Recorded information
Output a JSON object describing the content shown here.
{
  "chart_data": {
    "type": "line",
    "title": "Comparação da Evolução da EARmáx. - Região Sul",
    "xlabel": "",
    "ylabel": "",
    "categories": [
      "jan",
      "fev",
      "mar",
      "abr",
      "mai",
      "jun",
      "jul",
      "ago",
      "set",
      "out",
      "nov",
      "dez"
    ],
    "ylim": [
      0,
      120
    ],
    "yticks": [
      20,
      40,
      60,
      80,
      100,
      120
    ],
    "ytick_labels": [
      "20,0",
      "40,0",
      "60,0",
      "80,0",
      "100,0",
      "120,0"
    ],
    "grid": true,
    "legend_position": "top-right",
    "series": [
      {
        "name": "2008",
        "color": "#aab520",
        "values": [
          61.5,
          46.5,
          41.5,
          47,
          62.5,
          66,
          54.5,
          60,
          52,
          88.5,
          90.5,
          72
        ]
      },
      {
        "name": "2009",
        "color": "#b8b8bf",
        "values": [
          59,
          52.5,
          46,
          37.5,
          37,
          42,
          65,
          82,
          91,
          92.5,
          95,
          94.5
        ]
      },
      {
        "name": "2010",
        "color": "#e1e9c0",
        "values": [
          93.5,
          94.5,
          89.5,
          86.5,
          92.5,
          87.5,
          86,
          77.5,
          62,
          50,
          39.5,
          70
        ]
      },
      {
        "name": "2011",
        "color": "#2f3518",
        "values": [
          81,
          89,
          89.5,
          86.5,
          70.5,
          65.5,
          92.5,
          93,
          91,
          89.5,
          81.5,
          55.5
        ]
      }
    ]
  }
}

The problem
Go through the entries and repeat each one exactly.

Written answer
Output a JSON object describing the content shown here.
{
  "chart_data": {
    "type": "line",
    "title": "Comparação da Evolução da EARmáx. - Região Sul",
    "xlabel": "",
    "ylabel": "",
    "categories": [
      "jan",
      "fev",
      "mar",
      "abr",
      "mai",
      "jun",
      "jul",
      "ago",
      "set",
      "out",
      "nov",
      "dez"
    ],
    "ylim": [
      0,
      120
    ],
    "yticks": [
      20,
      40,
      60,
      80,
      100,
      120
    ],
    "ytick_labels": [
      "20,0",
      "40,0",
      "60,0",
      "80,0",
      "100,0",
      "120,0"
    ],
    "grid": true,
    "legend_position": "top-right",
    "series": [
      {
        "name": "2008",
        "color": "#aab520",
        "values": [
          61.5,
          46.5,
          41.5,
          47,
          62.5,
          66,
          54.5,
          60,
          52,
          88.5,
          90.5,
          72
        ]
      },
      {
        "name": "2009",
        "color": "#b8b8bf",
        "values": [
          59,
          52.5,
          46,
          37.5,
          37,
          42,
          65,
          82,
          91,
          92.5,
          95,
          94.5
        ]
      },
      {
        "name": "2010",
        "color": "#e1e9c0",
        "values": [
          93.5,
          94.5,
          89.5,
          86.5,
          92.5,
          87.5,
          86,
          77.5,
          62,
          50,
          39.5,
          70
        ]
      },
      {
        "name": "2011",
        "color": "#2f3518",
        "values": [
          81,
          89,
          89.5,
          86.5,
          70.5,
          65.5,
          92.5,
          93,
          91,
          89.5,
          81.5,
          55.5
        ]
      }
    ]
  }
}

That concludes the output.